WRITTEN INSTRUCTION
Each entry must be given again exactly; images do not belong in the copy.

MATERIAL
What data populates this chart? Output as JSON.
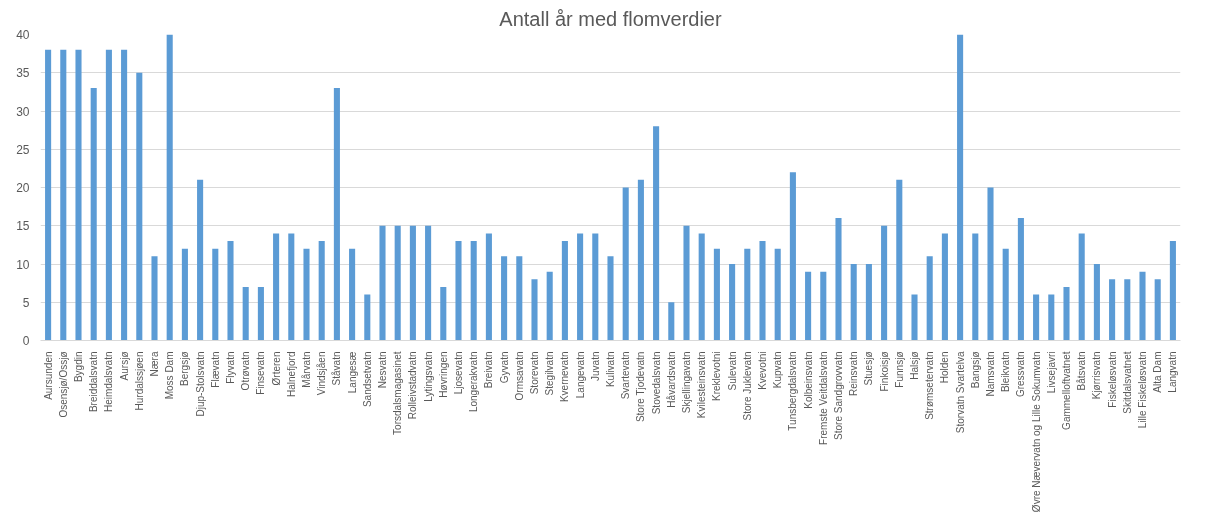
{
  "chart_data": {
    "type": "bar",
    "title": "Antall år med flomverdier",
    "categories": [
      "Aursunden",
      "Osensjø/Ossjø",
      "Bygdin",
      "Breiddalsvatn",
      "Heimdalsvatn",
      "Aursjø",
      "Hurdalssjøen",
      "Næra",
      "Moss Dam",
      "Bergsjø",
      "Djup-Stolsvatn",
      "Flævatn",
      "Flyvatn",
      "Otrøvatn",
      "Finsevatn",
      "Ørteren",
      "Halnefjord",
      "Mårvatn",
      "Vindsjåen",
      "Ståvatn",
      "Langesæ",
      "Sandsetvatn",
      "Nesvatn",
      "Torsdalsmagasinet",
      "Rolleivstadvatn",
      "Lytingsvatn",
      "Høvringen",
      "Ljosevatn",
      "Longerakvatn",
      "Breivatn",
      "Gyvatn",
      "Ormsavatn",
      "Storevatn",
      "Stegilvatn",
      "Kvernevatn",
      "Langevatn",
      "Juvatn",
      "Kulivatn",
      "Svartevatn",
      "Store Tjodevatn",
      "Stovedalsvatn",
      "Håvardsvatn",
      "Skjellingavatn",
      "Kvilesteinsvatn",
      "Kreklevotni",
      "Sulevatn",
      "Store Juklevatn",
      "Kvevotni",
      "Kupvatn",
      "Tunsbergdalsvatn",
      "Kolbeinsvatn",
      "Fremste Veitdalsvatn",
      "Store Sandgrovvatn",
      "Reinsvatn",
      "Stuesjø",
      "Finkoisjø",
      "Funnsjø",
      "Halsjø",
      "Strømsetervatn",
      "Holden",
      "Storvatn Svartelva",
      "Bangsjø",
      "Namsvatn",
      "Bleikvatn",
      "Gressvatn",
      "Øvre Nævervatn og Lille Sokumvatn",
      "Livsejavri",
      "Gammelloftvatnet",
      "Båtsvatn",
      "Kjørrisvatn",
      "Fiskeløsvatn",
      "Skitdalsvatnet",
      "Lille Fiskeløsvatn",
      "Alta Dam",
      "Langvatn"
    ],
    "values": [
      38,
      38,
      38,
      33,
      38,
      38,
      35,
      11,
      40,
      12,
      21,
      12,
      13,
      7,
      7,
      14,
      14,
      12,
      13,
      33,
      12,
      6,
      15,
      15,
      15,
      15,
      7,
      13,
      13,
      14,
      11,
      11,
      8,
      9,
      13,
      14,
      14,
      11,
      20,
      21,
      28,
      5,
      15,
      14,
      12,
      10,
      12,
      13,
      12,
      22,
      9,
      9,
      16,
      10,
      10,
      15,
      21,
      6,
      11,
      14,
      40,
      14,
      20,
      12,
      16,
      6,
      6,
      7,
      14,
      10,
      8,
      8,
      9,
      8,
      13
    ],
    "color": "#5b9bd5",
    "ylim": [
      0,
      40
    ],
    "yticks": [
      0,
      5,
      10,
      15,
      20,
      25,
      30,
      35,
      40
    ],
    "grid": "y"
  }
}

SOLUTION BELOW
What data populates this chart? Output as JSON.
{
  "chart_data": {
    "type": "bar",
    "title": "Antall år med flomverdier",
    "categories": [
      "Aursunden",
      "Osensjø/Ossjø",
      "Bygdin",
      "Breiddalsvatn",
      "Heimdalsvatn",
      "Aursjø",
      "Hurdalssjøen",
      "Næra",
      "Moss Dam",
      "Bergsjø",
      "Djup-Stolsvatn",
      "Flævatn",
      "Flyvatn",
      "Otrøvatn",
      "Finsevatn",
      "Ørteren",
      "Halnefjord",
      "Mårvatn",
      "Vindsjåen",
      "Ståvatn",
      "Langesæ",
      "Sandsetvatn",
      "Nesvatn",
      "Torsdalsmagasinet",
      "Rolleivstadvatn",
      "Lytingsvatn",
      "Høvringen",
      "Ljosevatn",
      "Longerakvatn",
      "Breivatn",
      "Gyvatn",
      "Ormsavatn",
      "Storevatn",
      "Stegilvatn",
      "Kvernevatn",
      "Langevatn",
      "Juvatn",
      "Kulivatn",
      "Svartevatn",
      "Store Tjodevatn",
      "Stovedalsvatn",
      "Håvardsvatn",
      "Skjellingavatn",
      "Kvilesteinsvatn",
      "Kreklevotni",
      "Sulevatn",
      "Store Juklevatn",
      "Kvevotni",
      "Kupvatn",
      "Tunsbergdalsvatn",
      "Kolbeinsvatn",
      "Fremste Veitdalsvatn",
      "Store Sandgrovvatn",
      "Reinsvatn",
      "Stuesjø",
      "Finkoisjø",
      "Funnsjø",
      "Halsjø",
      "Strømsetervatn",
      "Holden",
      "Storvatn Svartelva",
      "Bangsjø",
      "Namsvatn",
      "Bleikvatn",
      "Gressvatn",
      "Øvre Nævervatn og Lille Sokumvatn",
      "Livsejavri",
      "Gammelloftvatnet",
      "Båtsvatn",
      "Kjørrisvatn",
      "Fiskeløsvatn",
      "Skitdalsvatnet",
      "Lille Fiskeløsvatn",
      "Alta Dam",
      "Langvatn"
    ],
    "values": [
      38,
      38,
      38,
      33,
      38,
      38,
      35,
      11,
      40,
      12,
      21,
      12,
      13,
      7,
      7,
      14,
      14,
      12,
      13,
      33,
      12,
      6,
      15,
      15,
      15,
      15,
      7,
      13,
      13,
      14,
      11,
      11,
      8,
      9,
      13,
      14,
      14,
      11,
      20,
      21,
      28,
      5,
      15,
      14,
      12,
      10,
      12,
      13,
      12,
      22,
      9,
      9,
      16,
      10,
      10,
      15,
      21,
      6,
      11,
      14,
      40,
      14,
      20,
      12,
      16,
      6,
      6,
      7,
      14,
      10,
      8,
      8,
      9,
      8,
      13
    ],
    "color": "#5b9bd5",
    "ylim": [
      0,
      40
    ],
    "yticks": [
      0,
      5,
      10,
      15,
      20,
      25,
      30,
      35,
      40
    ],
    "grid": "y"
  }
}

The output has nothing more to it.